## What to work on
Copy out every record below, word for word.

## Given information
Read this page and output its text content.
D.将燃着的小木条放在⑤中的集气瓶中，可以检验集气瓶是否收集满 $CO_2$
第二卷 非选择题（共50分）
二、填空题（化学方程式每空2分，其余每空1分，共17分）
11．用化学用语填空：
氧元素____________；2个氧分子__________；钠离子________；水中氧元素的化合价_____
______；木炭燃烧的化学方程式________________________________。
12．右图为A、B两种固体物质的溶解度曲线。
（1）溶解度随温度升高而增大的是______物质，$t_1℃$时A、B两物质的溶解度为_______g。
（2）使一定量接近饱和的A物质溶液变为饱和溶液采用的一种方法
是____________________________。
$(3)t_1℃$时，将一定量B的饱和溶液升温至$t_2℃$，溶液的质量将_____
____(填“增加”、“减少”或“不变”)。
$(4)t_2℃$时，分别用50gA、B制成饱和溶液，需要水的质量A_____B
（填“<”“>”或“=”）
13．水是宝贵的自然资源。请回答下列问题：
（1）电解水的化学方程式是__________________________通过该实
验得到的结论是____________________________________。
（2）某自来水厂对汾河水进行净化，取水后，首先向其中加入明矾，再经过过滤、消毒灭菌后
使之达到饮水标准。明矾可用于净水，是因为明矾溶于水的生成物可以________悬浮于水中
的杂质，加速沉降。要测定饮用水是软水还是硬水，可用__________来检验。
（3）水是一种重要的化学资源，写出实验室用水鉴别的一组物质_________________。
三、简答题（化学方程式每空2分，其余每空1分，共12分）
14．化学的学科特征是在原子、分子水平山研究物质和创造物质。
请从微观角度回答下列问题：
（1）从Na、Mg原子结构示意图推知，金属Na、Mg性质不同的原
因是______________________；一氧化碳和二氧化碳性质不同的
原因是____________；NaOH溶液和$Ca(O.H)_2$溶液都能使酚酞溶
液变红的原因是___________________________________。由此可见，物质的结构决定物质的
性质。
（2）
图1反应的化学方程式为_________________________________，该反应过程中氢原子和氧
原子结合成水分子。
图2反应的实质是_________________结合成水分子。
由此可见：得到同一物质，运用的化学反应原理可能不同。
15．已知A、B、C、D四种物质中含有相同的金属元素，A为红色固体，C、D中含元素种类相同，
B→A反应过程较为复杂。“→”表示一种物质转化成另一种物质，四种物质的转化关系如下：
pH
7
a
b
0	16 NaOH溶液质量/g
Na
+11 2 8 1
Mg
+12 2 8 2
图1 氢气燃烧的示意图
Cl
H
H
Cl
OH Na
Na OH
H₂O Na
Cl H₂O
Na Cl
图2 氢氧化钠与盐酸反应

## Problem solution
Read this page and output its text content.
D.将燃着的小木条放在⑤中的集气瓶中，可以检验集气瓶是否收集满 $CO_2$
第二卷 非选择题（共50分）
二、填空题（化学方程式每空2分，其余每空1分，共17分）
11．用化学用语填空：
氧元素____________；2个氧分子__________；钠离子________；水中氧元素的化合价_____
______；木炭燃烧的化学方程式________________________________。
12．右图为A、B两种固体物质的溶解度曲线。
（1）溶解度随温度升高而增大的是______物质，$t_1℃$时A、B两物质的溶解度为_______g。
（2）使一定量接近饱和的A物质溶液变为饱和溶液采用的一种方法
是____________________________。
$(3)t_1℃$时，将一定量B的饱和溶液升温至$t_2℃$，溶液的质量将_____
____(填“增加”、“减少”或“不变”)。
$(4)t_2℃$时，分别用50gA、B制成饱和溶液，需要水的质量A_____B
（填“<”“>”或“=”）
13．水是宝贵的自然资源。请回答下列问题：
（1）电解水的化学方程式是__________________________通过该实
验得到的结论是____________________________________。
（2）某自来水厂对汾河水进行净化，取水后，首先向其中加入明矾，再经过过滤、消毒灭菌后
使之达到饮水标准。明矾可用于净水，是因为明矾溶于水的生成物可以________悬浮于水中
的杂质，加速沉降。要测定饮用水是软水还是硬水，可用__________来检验。
（3）水是一种重要的化学资源，写出实验室用水鉴别的一组物质_________________。
三、简答题（化学方程式每空2分，其余每空1分，共12分）
14．化学的学科特征是在原子、分子水平山研究物质和创造物质。
请从微观角度回答下列问题：
（1）从Na、Mg原子结构示意图推知，金属Na、Mg性质不同的原
因是______________________；一氧化碳和二氧化碳性质不同的
原因是____________；NaOH溶液和$Ca(O.H)_2$溶液都能使酚酞溶
液变红的原因是___________________________________。由此可见，物质的结构决定物质的
性质。
（2）
图1反应的化学方程式为_________________________________，该反应过程中氢原子和氧
原子结合成水分子。
图2反应的实质是_________________结合成水分子。
由此可见：得到同一物质，运用的化学反应原理可能不同。
15．已知A、B、C、D四种物质中含有相同的金属元素，A为红色固体，C、D中含元素种类相同，
B→A反应过程较为复杂。“→”表示一种物质转化成另一种物质，四种物质的转化关系如下：
pH
7
a
b
0	16 NaOH溶液质量/g
Na
+11 2 8 1
Mg
+12 2 8 2
图1 氢气燃烧的示意图
Cl
H
H
Cl
OH Na
Na OH
H₂O Na
Cl H₂O
Na Cl
图2 氢氧化钠与盐酸反应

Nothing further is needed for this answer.